##### DATA ENTRIES #####
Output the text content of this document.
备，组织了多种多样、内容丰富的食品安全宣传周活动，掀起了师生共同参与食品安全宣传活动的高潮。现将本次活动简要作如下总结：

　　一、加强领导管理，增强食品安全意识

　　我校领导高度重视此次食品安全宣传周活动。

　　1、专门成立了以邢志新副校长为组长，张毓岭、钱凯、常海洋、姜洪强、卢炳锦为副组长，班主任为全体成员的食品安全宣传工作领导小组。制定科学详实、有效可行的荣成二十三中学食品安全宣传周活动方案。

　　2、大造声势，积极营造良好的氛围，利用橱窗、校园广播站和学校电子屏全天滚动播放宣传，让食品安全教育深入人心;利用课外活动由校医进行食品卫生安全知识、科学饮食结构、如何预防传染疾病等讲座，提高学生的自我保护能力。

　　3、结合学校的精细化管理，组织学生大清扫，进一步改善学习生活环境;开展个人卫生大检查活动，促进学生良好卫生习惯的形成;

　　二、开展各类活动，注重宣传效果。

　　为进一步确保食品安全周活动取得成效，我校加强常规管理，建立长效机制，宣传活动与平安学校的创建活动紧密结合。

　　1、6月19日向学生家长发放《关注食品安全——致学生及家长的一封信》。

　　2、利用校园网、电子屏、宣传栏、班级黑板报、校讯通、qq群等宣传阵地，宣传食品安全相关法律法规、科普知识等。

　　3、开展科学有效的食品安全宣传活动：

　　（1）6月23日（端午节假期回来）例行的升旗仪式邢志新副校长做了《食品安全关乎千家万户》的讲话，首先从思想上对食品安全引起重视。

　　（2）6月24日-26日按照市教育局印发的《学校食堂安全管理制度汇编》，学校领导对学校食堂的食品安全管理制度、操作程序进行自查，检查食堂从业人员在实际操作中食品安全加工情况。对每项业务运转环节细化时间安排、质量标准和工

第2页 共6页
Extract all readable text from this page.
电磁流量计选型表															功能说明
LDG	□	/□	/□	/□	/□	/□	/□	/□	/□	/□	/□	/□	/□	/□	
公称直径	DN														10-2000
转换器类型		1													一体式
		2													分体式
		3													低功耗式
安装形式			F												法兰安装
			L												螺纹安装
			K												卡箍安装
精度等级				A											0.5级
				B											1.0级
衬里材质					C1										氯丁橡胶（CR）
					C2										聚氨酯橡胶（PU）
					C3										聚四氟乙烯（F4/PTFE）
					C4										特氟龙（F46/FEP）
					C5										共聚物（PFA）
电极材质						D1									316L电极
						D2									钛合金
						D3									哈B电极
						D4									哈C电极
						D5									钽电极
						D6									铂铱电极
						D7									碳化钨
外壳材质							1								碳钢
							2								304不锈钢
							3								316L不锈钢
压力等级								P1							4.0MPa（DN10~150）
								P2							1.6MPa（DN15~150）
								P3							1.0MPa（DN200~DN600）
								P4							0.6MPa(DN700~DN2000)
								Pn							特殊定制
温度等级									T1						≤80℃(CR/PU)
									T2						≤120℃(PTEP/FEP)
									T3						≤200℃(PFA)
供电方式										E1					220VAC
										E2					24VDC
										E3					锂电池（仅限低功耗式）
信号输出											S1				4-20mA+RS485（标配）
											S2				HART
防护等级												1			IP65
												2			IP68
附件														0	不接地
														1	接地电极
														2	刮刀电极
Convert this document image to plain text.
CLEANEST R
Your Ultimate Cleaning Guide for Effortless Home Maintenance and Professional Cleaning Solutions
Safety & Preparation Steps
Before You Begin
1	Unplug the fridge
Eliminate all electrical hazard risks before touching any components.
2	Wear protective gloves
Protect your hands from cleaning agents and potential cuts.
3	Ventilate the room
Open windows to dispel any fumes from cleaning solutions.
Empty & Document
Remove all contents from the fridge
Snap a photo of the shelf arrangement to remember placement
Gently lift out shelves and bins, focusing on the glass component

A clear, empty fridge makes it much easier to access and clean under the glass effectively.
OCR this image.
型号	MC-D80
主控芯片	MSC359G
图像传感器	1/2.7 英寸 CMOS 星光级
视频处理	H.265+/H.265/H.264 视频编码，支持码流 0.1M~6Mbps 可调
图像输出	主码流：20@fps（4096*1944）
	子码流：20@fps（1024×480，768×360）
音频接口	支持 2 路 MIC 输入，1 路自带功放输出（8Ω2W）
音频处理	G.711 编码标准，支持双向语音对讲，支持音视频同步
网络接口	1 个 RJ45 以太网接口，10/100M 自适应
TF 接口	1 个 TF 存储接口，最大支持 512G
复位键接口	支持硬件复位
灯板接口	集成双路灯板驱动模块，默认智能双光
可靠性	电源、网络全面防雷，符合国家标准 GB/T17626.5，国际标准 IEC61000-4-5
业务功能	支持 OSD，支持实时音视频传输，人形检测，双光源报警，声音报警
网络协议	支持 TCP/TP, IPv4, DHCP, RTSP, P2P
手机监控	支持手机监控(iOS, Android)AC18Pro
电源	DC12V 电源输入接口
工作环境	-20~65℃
#####
■ PROBLEM DESCRIPTION
Show each line holding the word "image".

■ TASK ANSWER
Convert this document image to plain text.
OCR this image.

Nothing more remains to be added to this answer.